::: Listing :::

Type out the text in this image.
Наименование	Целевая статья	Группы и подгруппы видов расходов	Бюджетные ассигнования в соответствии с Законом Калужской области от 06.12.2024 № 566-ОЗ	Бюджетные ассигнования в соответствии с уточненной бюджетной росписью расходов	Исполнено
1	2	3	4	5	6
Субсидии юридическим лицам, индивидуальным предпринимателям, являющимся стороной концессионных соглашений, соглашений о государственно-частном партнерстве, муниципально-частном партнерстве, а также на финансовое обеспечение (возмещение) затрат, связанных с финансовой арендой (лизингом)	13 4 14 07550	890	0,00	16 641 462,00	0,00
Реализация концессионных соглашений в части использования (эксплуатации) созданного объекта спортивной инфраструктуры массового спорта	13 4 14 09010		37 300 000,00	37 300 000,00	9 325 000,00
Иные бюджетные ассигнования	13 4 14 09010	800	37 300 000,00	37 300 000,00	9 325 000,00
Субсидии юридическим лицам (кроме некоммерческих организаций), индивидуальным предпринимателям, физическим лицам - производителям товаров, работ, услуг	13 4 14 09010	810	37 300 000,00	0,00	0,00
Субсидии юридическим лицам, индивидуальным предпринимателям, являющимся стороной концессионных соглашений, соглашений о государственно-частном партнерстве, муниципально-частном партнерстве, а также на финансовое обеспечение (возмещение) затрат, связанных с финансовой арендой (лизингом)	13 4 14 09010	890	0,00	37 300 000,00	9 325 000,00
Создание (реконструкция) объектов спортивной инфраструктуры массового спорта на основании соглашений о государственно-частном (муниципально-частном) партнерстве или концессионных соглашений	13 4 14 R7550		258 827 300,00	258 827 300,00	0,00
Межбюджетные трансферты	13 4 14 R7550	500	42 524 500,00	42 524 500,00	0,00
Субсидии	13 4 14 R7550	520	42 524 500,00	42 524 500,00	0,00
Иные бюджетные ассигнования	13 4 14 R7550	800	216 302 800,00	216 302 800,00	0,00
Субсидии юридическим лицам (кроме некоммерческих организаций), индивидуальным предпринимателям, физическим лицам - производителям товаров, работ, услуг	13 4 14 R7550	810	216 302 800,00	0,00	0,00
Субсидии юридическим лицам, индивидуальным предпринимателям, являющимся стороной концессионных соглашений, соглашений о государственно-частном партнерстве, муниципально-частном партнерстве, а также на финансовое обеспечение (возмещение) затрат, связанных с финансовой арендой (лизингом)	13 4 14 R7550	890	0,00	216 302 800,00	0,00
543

:::

#### Task to complete
Repeat all of the records above exactly as written.

#### Worked answer
Type out the text in this image.
Наименование	Целевая статья	Группы и подгруппы видов расходов	Бюджетные ассигнования в соответствии с Законом Калужской области от 06.12.2024 № 566-ОЗ	Бюджетные ассигнования в соответствии с уточненной бюджетной росписью расходов	Исполнено
1	2	3	4	5	6
Субсидии юридическим лицам, индивидуальным предпринимателям, являющимся стороной концессионных соглашений, соглашений о государственно-частном партнерстве, муниципально-частном партнерстве, а также на финансовое обеспечение (возмещение) затрат, связанных с финансовой арендой (лизингом)	13 4 14 07550	890	0,00	16 641 462,00	0,00
Реализация концессионных соглашений в части использования (эксплуатации) созданного объекта спортивной инфраструктуры массового спорта	13 4 14 09010		37 300 000,00	37 300 000,00	9 325 000,00
Иные бюджетные ассигнования	13 4 14 09010	800	37 300 000,00	37 300 000,00	9 325 000,00
Субсидии юридическим лицам (кроме некоммерческих организаций), индивидуальным предпринимателям, физическим лицам - производителям товаров, работ, услуг	13 4 14 09010	810	37 300 000,00	0,00	0,00
Субсидии юридическим лицам, индивидуальным предпринимателям, являющимся стороной концессионных соглашений, соглашений о государственно-частном партнерстве, муниципально-частном партнерстве, а также на финансовое обеспечение (возмещение) затрат, связанных с финансовой арендой (лизингом)	13 4 14 09010	890	0,00	37 300 000,00	9 325 000,00
Создание (реконструкция) объектов спортивной инфраструктуры массового спорта на основании соглашений о государственно-частном (муниципально-частном) партнерстве или концессионных соглашений	13 4 14 R7550		258 827 300,00	258 827 300,00	0,00
Межбюджетные трансферты	13 4 14 R7550	500	42 524 500,00	42 524 500,00	0,00
Субсидии	13 4 14 R7550	520	42 524 500,00	42 524 500,00	0,00
Иные бюджетные ассигнования	13 4 14 R7550	800	216 302 800,00	216 302 800,00	0,00
Субсидии юридическим лицам (кроме некоммерческих организаций), индивидуальным предпринимателям, физическим лицам - производителям товаров, работ, услуг	13 4 14 R7550	810	216 302 800,00	0,00	0,00
Субсидии юридическим лицам, индивидуальным предпринимателям, являющимся стороной концессионных соглашений, соглашений о государственно-частном партнерстве, муниципально-частном партнерстве, а также на финансовое обеспечение (возмещение) затрат, связанных с финансовой арендой (лизингом)	13 4 14 R7550	890	0,00	216 302 800,00	0,00
543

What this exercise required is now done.